= Beginning of Section =

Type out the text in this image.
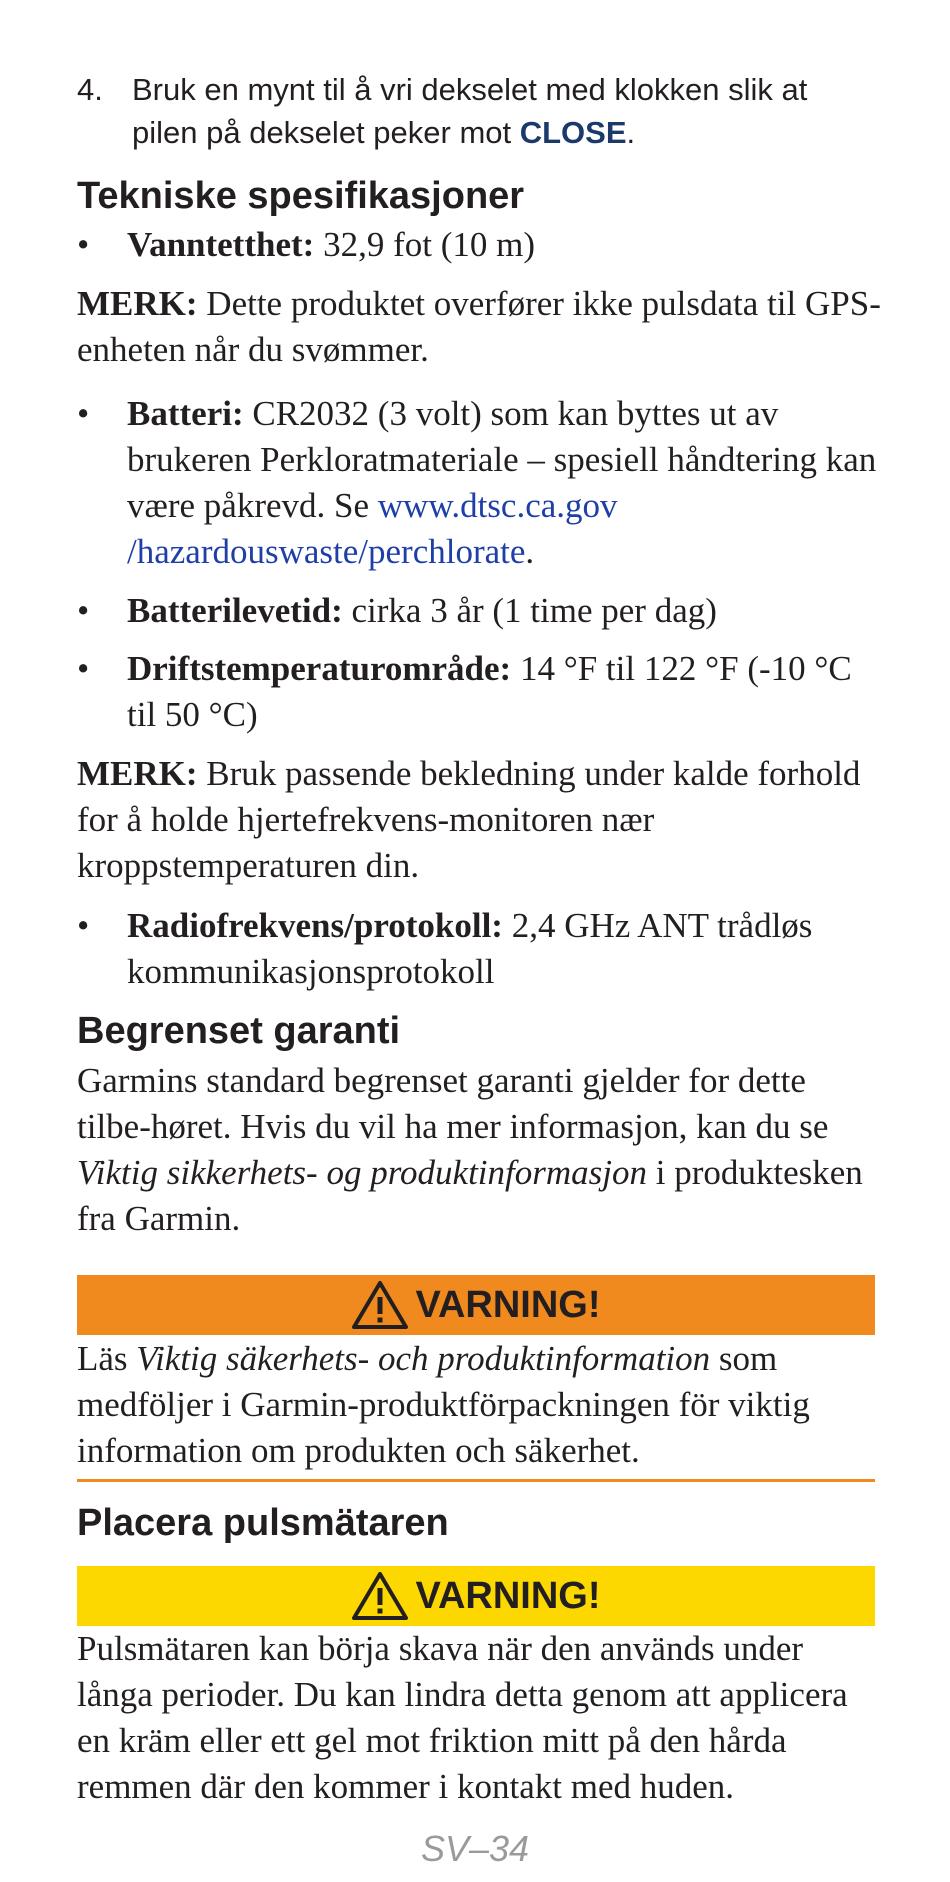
4. Bruk en mynt til å vri dekselet med klokken slik at pilen på dekselet peker mot CLOSE.
Tekniske spesifikasjoner
• Vanntetthet: 32,9 fot (10 m)
MERK: Dette produktet overfører ikke pulsdata til GPS-enheten når du svømmer.
• Batteri: CR2032 (3 volt) som kan byttes ut av brukeren Perkloratmateriale – spesiell håndtering kan være påkrevd. Se www.dtsc.ca.gov
/hazardouswaste/perchlorate.
• Batterilevetid: cirka 3 år (1 time per dag)
• Driftstemperaturområde: 14 °F til 122 °F (-10 °C til 50 °C)
MERK: Bruk passende bekledning under kalde forhold for å holde hjertefrekvens-monitoren nær kroppstemperaturen din.
• Radiofrekvens/protokoll: 2,4 GHz ANT trådløs kommunikasjonsprotokoll
Begrenset garanti
Garmins standard begrenset garanti gjelder for dette tilbe-høret. Hvis du vil ha mer informasjon, kan du se Viktig sikkerhets- og produktinformasjon i produktesken fra Garmin.
VARNING!
Läs Viktig säkerhets- och produktinformation som medföljer i Garmin-produktförpackningen för viktig information om produkten och säkerhet.
Placera pulsmätaren
VARNING!
Pulsmätaren kan börja skava när den används under långa perioder. Du kan lindra detta genom att applicera en kräm eller ett gel mot friktion mitt på den hårda remmen där den kommer i kontakt med huden.
SV–34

= End of Section =

◆ Exercise
Output the full listing verbatim; pictures stay out.

◆ Response below
Type out the text in this image.
4. Bruk en mynt til å vri dekselet med klokken slik at pilen på dekselet peker mot CLOSE.
Tekniske spesifikasjoner
• Vanntetthet: 32,9 fot (10 m)
MERK: Dette produktet overfører ikke pulsdata til GPS-enheten når du svømmer.
• Batteri: CR2032 (3 volt) som kan byttes ut av brukeren Perkloratmateriale – spesiell håndtering kan være påkrevd. Se www.dtsc.ca.gov
/hazardouswaste/perchlorate.
• Batterilevetid: cirka 3 år (1 time per dag)
• Driftstemperaturområde: 14 °F til 122 °F (-10 °C til 50 °C)
MERK: Bruk passende bekledning under kalde forhold for å holde hjertefrekvens-monitoren nær kroppstemperaturen din.
• Radiofrekvens/protokoll: 2,4 GHz ANT trådløs kommunikasjonsprotokoll
Begrenset garanti
Garmins standard begrenset garanti gjelder for dette tilbe-høret. Hvis du vil ha mer informasjon, kan du se Viktig sikkerhets- og produktinformasjon i produktesken fra Garmin.
VARNING!
Läs Viktig säkerhets- och produktinformation som medföljer i Garmin-produktförpackningen för viktig information om produkten och säkerhet.
Placera pulsmätaren
VARNING!
Pulsmätaren kan börja skava när den används under långa perioder. Du kan lindra detta genom att applicera en kräm eller ett gel mot friktion mitt på den hårda remmen där den kommer i kontakt med huden.
SV–34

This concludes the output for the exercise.